Objective: Will you give every entry again exactly as it stands?

Records about charts and figures:
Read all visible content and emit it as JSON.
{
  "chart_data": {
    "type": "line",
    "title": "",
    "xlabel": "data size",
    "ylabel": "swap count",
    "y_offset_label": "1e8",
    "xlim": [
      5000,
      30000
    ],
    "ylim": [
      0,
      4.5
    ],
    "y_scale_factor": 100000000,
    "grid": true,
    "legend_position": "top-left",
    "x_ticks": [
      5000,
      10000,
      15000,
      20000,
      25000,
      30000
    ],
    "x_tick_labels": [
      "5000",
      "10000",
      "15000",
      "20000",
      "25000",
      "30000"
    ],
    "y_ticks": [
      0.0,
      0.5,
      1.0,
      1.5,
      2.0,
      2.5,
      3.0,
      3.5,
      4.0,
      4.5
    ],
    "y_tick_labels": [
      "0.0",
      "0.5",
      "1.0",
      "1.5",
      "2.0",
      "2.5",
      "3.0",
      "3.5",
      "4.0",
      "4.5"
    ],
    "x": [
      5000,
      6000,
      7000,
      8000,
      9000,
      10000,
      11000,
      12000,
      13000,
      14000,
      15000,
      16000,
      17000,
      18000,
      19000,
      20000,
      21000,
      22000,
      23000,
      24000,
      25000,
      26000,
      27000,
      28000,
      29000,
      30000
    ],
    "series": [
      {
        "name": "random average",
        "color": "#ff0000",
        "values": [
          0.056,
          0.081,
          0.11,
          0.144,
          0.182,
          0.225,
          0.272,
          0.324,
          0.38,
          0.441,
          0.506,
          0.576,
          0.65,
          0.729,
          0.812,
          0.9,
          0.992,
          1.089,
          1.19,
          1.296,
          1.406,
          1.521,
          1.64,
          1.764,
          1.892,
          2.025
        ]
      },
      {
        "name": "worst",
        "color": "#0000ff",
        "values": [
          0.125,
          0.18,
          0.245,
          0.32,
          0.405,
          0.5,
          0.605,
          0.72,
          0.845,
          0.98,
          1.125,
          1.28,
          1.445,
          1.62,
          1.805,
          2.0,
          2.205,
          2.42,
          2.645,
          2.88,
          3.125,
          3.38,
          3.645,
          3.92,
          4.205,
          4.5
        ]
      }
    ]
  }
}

Result of this exercise:
Read all visible content and emit it as JSON.
{
  "chart_data": {
    "type": "line",
    "title": "",
    "xlabel": "data size",
    "ylabel": "swap count",
    "y_offset_label": "1e8",
    "xlim": [
      5000,
      30000
    ],
    "ylim": [
      0,
      4.5
    ],
    "y_scale_factor": 100000000,
    "grid": true,
    "legend_position": "top-left",
    "x_ticks": [
      5000,
      10000,
      15000,
      20000,
      25000,
      30000
    ],
    "x_tick_labels": [
      "5000",
      "10000",
      "15000",
      "20000",
      "25000",
      "30000"
    ],
    "y_ticks": [
      0.0,
      0.5,
      1.0,
      1.5,
      2.0,
      2.5,
      3.0,
      3.5,
      4.0,
      4.5
    ],
    "y_tick_labels": [
      "0.0",
      "0.5",
      "1.0",
      "1.5",
      "2.0",
      "2.5",
      "3.0",
      "3.5",
      "4.0",
      "4.5"
    ],
    "x": [
      5000,
      6000,
      7000,
      8000,
      9000,
      10000,
      11000,
      12000,
      13000,
      14000,
      15000,
      16000,
      17000,
      18000,
      19000,
      20000,
      21000,
      22000,
      23000,
      24000,
      25000,
      26000,
      27000,
      28000,
      29000,
      30000
    ],
    "series": [
      {
        "name": "random average",
        "color": "#ff0000",
        "values": [
          0.056,
          0.081,
          0.11,
          0.144,
          0.182,
          0.225,
          0.272,
          0.324,
          0.38,
          0.441,
          0.506,
          0.576,
          0.65,
          0.729,
          0.812,
          0.9,
          0.992,
          1.089,
          1.19,
          1.296,
          1.406,
          1.521,
          1.64,
          1.764,
          1.892,
          2.025
        ]
      },
      {
        "name": "worst",
        "color": "#0000ff",
        "values": [
          0.125,
          0.18,
          0.245,
          0.32,
          0.405,
          0.5,
          0.605,
          0.72,
          0.845,
          0.98,
          1.125,
          1.28,
          1.445,
          1.62,
          1.805,
          2.0,
          2.205,
          2.42,
          2.645,
          2.88,
          3.125,
          3.38,
          3.645,
          3.92,
          4.205,
          4.5
        ]
      }
    ]
  }
}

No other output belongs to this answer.